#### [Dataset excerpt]

···

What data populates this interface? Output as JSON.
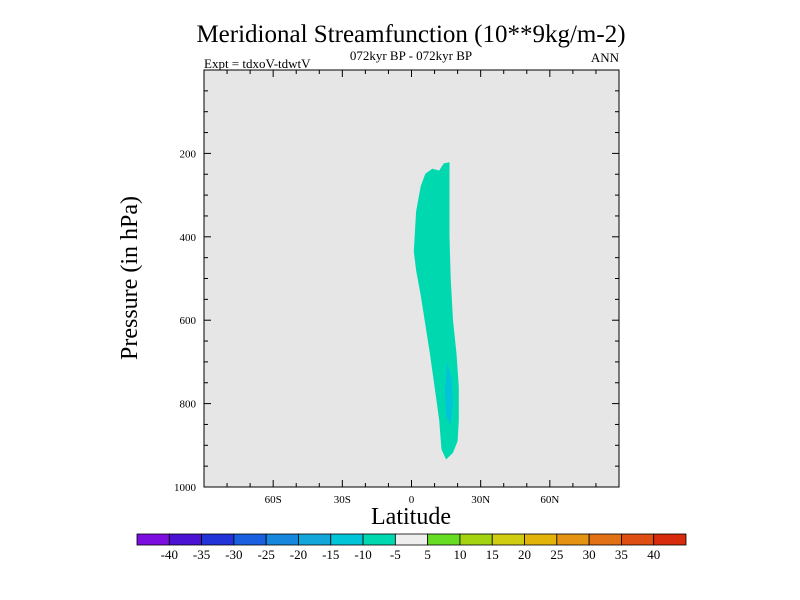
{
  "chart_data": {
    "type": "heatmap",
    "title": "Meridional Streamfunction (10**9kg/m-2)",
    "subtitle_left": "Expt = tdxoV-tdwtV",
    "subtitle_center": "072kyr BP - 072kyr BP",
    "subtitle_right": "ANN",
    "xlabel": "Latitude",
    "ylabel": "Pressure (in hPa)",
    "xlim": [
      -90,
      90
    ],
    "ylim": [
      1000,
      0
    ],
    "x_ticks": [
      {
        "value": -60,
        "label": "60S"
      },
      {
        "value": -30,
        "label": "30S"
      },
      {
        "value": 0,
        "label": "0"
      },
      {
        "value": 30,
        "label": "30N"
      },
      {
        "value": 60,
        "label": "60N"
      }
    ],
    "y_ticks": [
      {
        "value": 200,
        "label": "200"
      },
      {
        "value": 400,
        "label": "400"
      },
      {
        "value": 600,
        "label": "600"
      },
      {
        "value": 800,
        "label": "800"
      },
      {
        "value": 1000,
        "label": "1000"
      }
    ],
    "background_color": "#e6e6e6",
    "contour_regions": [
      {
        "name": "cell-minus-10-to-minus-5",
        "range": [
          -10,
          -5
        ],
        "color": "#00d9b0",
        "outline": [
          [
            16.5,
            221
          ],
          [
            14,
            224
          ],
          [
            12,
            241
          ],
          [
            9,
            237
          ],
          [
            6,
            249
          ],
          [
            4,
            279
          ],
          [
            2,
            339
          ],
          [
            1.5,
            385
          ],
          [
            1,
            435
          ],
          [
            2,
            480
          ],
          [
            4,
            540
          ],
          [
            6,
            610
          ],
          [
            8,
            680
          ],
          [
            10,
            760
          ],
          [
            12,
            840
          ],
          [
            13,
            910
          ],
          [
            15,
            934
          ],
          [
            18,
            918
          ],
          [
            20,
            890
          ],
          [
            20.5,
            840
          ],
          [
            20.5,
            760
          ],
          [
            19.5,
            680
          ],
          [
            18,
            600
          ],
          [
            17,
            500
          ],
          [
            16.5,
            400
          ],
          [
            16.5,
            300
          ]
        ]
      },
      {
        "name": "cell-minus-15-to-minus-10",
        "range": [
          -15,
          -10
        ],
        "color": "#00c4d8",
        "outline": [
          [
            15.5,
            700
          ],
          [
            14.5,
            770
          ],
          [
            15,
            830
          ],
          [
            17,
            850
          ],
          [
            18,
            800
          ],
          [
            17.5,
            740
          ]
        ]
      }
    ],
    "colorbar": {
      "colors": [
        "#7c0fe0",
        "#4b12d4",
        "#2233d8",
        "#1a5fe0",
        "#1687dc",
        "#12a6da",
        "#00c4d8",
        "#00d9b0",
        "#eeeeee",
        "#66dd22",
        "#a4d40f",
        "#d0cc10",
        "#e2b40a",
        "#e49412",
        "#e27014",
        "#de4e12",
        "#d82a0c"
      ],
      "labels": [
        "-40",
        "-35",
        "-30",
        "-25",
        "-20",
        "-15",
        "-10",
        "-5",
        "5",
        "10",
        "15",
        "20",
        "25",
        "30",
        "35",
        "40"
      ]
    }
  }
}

···

#### [PROBLEM DESCRIPTION]
Reproduce the data word for word, excluding its pictures.

#### [REPLY TO THE TASK]
What data populates this interface? Output as JSON.
{
  "chart_data": {
    "type": "heatmap",
    "title": "Meridional Streamfunction (10**9kg/m-2)",
    "subtitle_left": "Expt = tdxoV-tdwtV",
    "subtitle_center": "072kyr BP - 072kyr BP",
    "subtitle_right": "ANN",
    "xlabel": "Latitude",
    "ylabel": "Pressure (in hPa)",
    "xlim": [
      -90,
      90
    ],
    "ylim": [
      1000,
      0
    ],
    "x_ticks": [
      {
        "value": -60,
        "label": "60S"
      },
      {
        "value": -30,
        "label": "30S"
      },
      {
        "value": 0,
        "label": "0"
      },
      {
        "value": 30,
        "label": "30N"
      },
      {
        "value": 60,
        "label": "60N"
      }
    ],
    "y_ticks": [
      {
        "value": 200,
        "label": "200"
      },
      {
        "value": 400,
        "label": "400"
      },
      {
        "value": 600,
        "label": "600"
      },
      {
        "value": 800,
        "label": "800"
      },
      {
        "value": 1000,
        "label": "1000"
      }
    ],
    "background_color": "#e6e6e6",
    "contour_regions": [
      {
        "name": "cell-minus-10-to-minus-5",
        "range": [
          -10,
          -5
        ],
        "color": "#00d9b0",
        "outline": [
          [
            16.5,
            221
          ],
          [
            14,
            224
          ],
          [
            12,
            241
          ],
          [
            9,
            237
          ],
          [
            6,
            249
          ],
          [
            4,
            279
          ],
          [
            2,
            339
          ],
          [
            1.5,
            385
          ],
          [
            1,
            435
          ],
          [
            2,
            480
          ],
          [
            4,
            540
          ],
          [
            6,
            610
          ],
          [
            8,
            680
          ],
          [
            10,
            760
          ],
          [
            12,
            840
          ],
          [
            13,
            910
          ],
          [
            15,
            934
          ],
          [
            18,
            918
          ],
          [
            20,
            890
          ],
          [
            20.5,
            840
          ],
          [
            20.5,
            760
          ],
          [
            19.5,
            680
          ],
          [
            18,
            600
          ],
          [
            17,
            500
          ],
          [
            16.5,
            400
          ],
          [
            16.5,
            300
          ]
        ]
      },
      {
        "name": "cell-minus-15-to-minus-10",
        "range": [
          -15,
          -10
        ],
        "color": "#00c4d8",
        "outline": [
          [
            15.5,
            700
          ],
          [
            14.5,
            770
          ],
          [
            15,
            830
          ],
          [
            17,
            850
          ],
          [
            18,
            800
          ],
          [
            17.5,
            740
          ]
        ]
      }
    ],
    "colorbar": {
      "colors": [
        "#7c0fe0",
        "#4b12d4",
        "#2233d8",
        "#1a5fe0",
        "#1687dc",
        "#12a6da",
        "#00c4d8",
        "#00d9b0",
        "#eeeeee",
        "#66dd22",
        "#a4d40f",
        "#d0cc10",
        "#e2b40a",
        "#e49412",
        "#e27014",
        "#de4e12",
        "#d82a0c"
      ],
      "labels": [
        "-40",
        "-35",
        "-30",
        "-25",
        "-20",
        "-15",
        "-10",
        "-5",
        "5",
        "10",
        "15",
        "20",
        "25",
        "30",
        "35",
        "40"
      ]
    }
  }
}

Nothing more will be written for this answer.